**Goal**
Arrange the lines of the material below as a JSON list of strings, with one string per line and no blank lines.

Extracted records:

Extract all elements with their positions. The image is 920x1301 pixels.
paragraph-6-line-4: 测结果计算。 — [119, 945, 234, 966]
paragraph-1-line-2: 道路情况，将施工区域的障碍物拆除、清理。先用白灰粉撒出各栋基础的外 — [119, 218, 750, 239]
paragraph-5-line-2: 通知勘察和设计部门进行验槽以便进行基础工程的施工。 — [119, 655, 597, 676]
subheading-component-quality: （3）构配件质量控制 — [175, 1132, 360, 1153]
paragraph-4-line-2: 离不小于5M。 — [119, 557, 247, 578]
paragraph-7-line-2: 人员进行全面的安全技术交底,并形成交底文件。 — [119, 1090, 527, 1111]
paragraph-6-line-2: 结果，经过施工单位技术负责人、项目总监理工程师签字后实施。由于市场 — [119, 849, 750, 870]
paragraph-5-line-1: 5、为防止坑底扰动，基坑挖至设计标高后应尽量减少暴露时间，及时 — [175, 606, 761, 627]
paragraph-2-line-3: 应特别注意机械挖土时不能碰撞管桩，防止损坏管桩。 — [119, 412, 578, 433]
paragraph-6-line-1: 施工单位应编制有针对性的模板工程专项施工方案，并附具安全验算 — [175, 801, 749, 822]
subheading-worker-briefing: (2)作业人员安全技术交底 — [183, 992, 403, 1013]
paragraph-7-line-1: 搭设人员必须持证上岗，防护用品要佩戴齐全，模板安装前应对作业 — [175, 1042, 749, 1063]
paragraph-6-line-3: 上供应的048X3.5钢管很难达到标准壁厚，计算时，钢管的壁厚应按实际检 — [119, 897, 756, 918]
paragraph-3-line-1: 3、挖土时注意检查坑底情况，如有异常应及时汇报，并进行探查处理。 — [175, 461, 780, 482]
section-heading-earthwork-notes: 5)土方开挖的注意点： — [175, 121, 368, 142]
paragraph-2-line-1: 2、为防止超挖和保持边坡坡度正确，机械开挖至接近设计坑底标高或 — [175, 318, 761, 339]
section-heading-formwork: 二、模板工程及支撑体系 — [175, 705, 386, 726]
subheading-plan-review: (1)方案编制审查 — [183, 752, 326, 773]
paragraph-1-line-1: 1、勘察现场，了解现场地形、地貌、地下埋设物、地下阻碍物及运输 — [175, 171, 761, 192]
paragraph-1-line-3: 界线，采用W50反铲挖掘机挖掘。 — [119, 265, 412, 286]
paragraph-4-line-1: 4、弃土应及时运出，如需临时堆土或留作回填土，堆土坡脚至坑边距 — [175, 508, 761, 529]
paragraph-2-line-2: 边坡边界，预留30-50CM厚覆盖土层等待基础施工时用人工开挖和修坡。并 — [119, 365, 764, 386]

**Problem solution**
[
  "Extract all elements with their positions. The image is 920x1301 pixels.",
  "paragraph-6-line-4: 测结果计算。 — [119, 945, 234, 966]",
  "paragraph-1-line-2: 道路情况，将施工区域的障碍物拆除、清理。先用白灰粉撒出各栋基础的外 — [119, 218, 750, 239]",
  "paragraph-5-line-2: 通知勘察和设计部门进行验槽以便进行基础工程的施工。 — [119, 655, 597, 676]",
  "subheading-component-quality: （3）构配件质量控制 — [175, 1132, 360, 1153]",
  "paragraph-4-line-2: 离不小于5M。 — [119, 557, 247, 578]",
  "paragraph-7-line-2: 人员进行全面的安全技术交底,并形成交底文件。 — [119, 1090, 527, 1111]",
  "paragraph-6-line-2: 结果，经过施工单位技术负责人、项目总监理工程师签字后实施。由于市场 — [119, 849, 750, 870]",
  "paragraph-5-line-1: 5、为防止坑底扰动，基坑挖至设计标高后应尽量减少暴露时间，及时 — [175, 606, 761, 627]",
  "paragraph-2-line-3: 应特别注意机械挖土时不能碰撞管桩，防止损坏管桩。 — [119, 412, 578, 433]",
  "paragraph-6-line-1: 施工单位应编制有针对性的模板工程专项施工方案，并附具安全验算 — [175, 801, 749, 822]",
  "subheading-worker-briefing: (2)作业人员安全技术交底 — [183, 992, 403, 1013]",
  "paragraph-7-line-1: 搭设人员必须持证上岗，防护用品要佩戴齐全，模板安装前应对作业 — [175, 1042, 749, 1063]",
  "paragraph-6-line-3: 上供应的048X3.5钢管很难达到标准壁厚，计算时，钢管的壁厚应按实际检 — [119, 897, 756, 918]",
  "paragraph-3-line-1: 3、挖土时注意检查坑底情况，如有异常应及时汇报，并进行探查处理。 — [175, 461, 780, 482]",
  "section-heading-earthwork-notes: 5)土方开挖的注意点： — [175, 121, 368, 142]",
  "paragraph-2-line-1: 2、为防止超挖和保持边坡坡度正确，机械开挖至接近设计坑底标高或 — [175, 318, 761, 339]",
  "section-heading-formwork: 二、模板工程及支撑体系 — [175, 705, 386, 726]",
  "subheading-plan-review: (1)方案编制审查 — [183, 752, 326, 773]",
  "paragraph-1-line-1: 1、勘察现场，了解现场地形、地貌、地下埋设物、地下阻碍物及运输 — [175, 171, 761, 192]",
  "paragraph-1-line-3: 界线，采用W50反铲挖掘机挖掘。 — [119, 265, 412, 286]",
  "paragraph-4-line-1: 4、弃土应及时运出，如需临时堆土或留作回填土，堆土坡脚至坑边距 — [175, 508, 761, 529]",
  "paragraph-2-line-2: 边坡边界，预留30-50CM厚覆盖土层等待基础施工时用人工开挖和修坡。并 — [119, 365, 764, 386]"
]